### [Requirement]
Set down the whole listing verbatim.

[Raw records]
_ _ _

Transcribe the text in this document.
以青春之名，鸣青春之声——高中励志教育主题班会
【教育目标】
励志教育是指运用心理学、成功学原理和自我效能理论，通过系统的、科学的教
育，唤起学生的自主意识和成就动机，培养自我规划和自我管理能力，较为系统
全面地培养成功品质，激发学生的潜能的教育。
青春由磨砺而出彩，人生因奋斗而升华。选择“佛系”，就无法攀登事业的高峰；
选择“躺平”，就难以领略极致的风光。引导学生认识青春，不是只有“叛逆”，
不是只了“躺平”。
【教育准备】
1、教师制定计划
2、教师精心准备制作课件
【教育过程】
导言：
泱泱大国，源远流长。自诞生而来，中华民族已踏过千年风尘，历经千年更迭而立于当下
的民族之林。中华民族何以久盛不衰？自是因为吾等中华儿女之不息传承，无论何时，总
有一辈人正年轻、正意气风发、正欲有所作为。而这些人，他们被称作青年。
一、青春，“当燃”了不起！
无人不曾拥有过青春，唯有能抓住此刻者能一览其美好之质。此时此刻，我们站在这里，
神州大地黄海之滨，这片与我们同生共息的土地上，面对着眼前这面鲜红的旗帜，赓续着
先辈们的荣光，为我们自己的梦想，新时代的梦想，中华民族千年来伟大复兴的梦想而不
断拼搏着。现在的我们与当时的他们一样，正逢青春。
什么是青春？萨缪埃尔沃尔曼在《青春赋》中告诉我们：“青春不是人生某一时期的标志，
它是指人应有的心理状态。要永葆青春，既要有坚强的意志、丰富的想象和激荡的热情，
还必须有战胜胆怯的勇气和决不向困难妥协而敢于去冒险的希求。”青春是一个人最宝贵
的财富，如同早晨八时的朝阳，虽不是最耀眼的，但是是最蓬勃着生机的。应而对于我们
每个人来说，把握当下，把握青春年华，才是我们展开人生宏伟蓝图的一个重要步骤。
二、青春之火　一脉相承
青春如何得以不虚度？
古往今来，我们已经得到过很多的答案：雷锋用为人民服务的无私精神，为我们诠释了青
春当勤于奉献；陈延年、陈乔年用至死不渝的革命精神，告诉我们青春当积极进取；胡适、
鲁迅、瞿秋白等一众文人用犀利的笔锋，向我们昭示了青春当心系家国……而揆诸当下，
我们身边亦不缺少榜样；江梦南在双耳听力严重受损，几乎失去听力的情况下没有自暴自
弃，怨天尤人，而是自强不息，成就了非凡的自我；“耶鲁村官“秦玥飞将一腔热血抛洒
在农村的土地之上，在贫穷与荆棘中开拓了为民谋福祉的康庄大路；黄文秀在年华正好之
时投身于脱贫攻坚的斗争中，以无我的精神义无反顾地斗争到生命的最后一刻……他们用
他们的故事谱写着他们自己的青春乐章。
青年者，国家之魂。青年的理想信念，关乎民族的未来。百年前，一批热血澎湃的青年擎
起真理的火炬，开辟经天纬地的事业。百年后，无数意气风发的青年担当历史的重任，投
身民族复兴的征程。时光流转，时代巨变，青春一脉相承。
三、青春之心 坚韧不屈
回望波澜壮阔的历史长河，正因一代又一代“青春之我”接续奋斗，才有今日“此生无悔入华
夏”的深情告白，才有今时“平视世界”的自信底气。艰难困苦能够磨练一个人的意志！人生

_ _ _

### [Solution to this problem]
Transcribe the text in this document.
以青春之名，鸣青春之声——高中励志教育主题班会
【教育目标】
励志教育是指运用心理学、成功学原理和自我效能理论，通过系统的、科学的教
育，唤起学生的自主意识和成就动机，培养自我规划和自我管理能力，较为系统
全面地培养成功品质，激发学生的潜能的教育。
青春由磨砺而出彩，人生因奋斗而升华。选择“佛系”，就无法攀登事业的高峰；
选择“躺平”，就难以领略极致的风光。引导学生认识青春，不是只有“叛逆”，
不是只了“躺平”。
【教育准备】
1、教师制定计划
2、教师精心准备制作课件
【教育过程】
导言：
泱泱大国，源远流长。自诞生而来，中华民族已踏过千年风尘，历经千年更迭而立于当下
的民族之林。中华民族何以久盛不衰？自是因为吾等中华儿女之不息传承，无论何时，总
有一辈人正年轻、正意气风发、正欲有所作为。而这些人，他们被称作青年。
一、青春，“当燃”了不起！
无人不曾拥有过青春，唯有能抓住此刻者能一览其美好之质。此时此刻，我们站在这里，
神州大地黄海之滨，这片与我们同生共息的土地上，面对着眼前这面鲜红的旗帜，赓续着
先辈们的荣光，为我们自己的梦想，新时代的梦想，中华民族千年来伟大复兴的梦想而不
断拼搏着。现在的我们与当时的他们一样，正逢青春。
什么是青春？萨缪埃尔沃尔曼在《青春赋》中告诉我们：“青春不是人生某一时期的标志，
它是指人应有的心理状态。要永葆青春，既要有坚强的意志、丰富的想象和激荡的热情，
还必须有战胜胆怯的勇气和决不向困难妥协而敢于去冒险的希求。”青春是一个人最宝贵
的财富，如同早晨八时的朝阳，虽不是最耀眼的，但是是最蓬勃着生机的。应而对于我们
每个人来说，把握当下，把握青春年华，才是我们展开人生宏伟蓝图的一个重要步骤。
二、青春之火　一脉相承
青春如何得以不虚度？
古往今来，我们已经得到过很多的答案：雷锋用为人民服务的无私精神，为我们诠释了青
春当勤于奉献；陈延年、陈乔年用至死不渝的革命精神，告诉我们青春当积极进取；胡适、
鲁迅、瞿秋白等一众文人用犀利的笔锋，向我们昭示了青春当心系家国……而揆诸当下，
我们身边亦不缺少榜样；江梦南在双耳听力严重受损，几乎失去听力的情况下没有自暴自
弃，怨天尤人，而是自强不息，成就了非凡的自我；“耶鲁村官“秦玥飞将一腔热血抛洒
在农村的土地之上，在贫穷与荆棘中开拓了为民谋福祉的康庄大路；黄文秀在年华正好之
时投身于脱贫攻坚的斗争中，以无我的精神义无反顾地斗争到生命的最后一刻……他们用
他们的故事谱写着他们自己的青春乐章。
青年者，国家之魂。青年的理想信念，关乎民族的未来。百年前，一批热血澎湃的青年擎
起真理的火炬，开辟经天纬地的事业。百年后，无数意气风发的青年担当历史的重任，投
身民族复兴的征程。时光流转，时代巨变，青春一脉相承。
三、青春之心 坚韧不屈
回望波澜壮阔的历史长河，正因一代又一代“青春之我”接续奋斗，才有今日“此生无悔入华
夏”的深情告白，才有今时“平视世界”的自信底气。艰难困苦能够磨练一个人的意志！人生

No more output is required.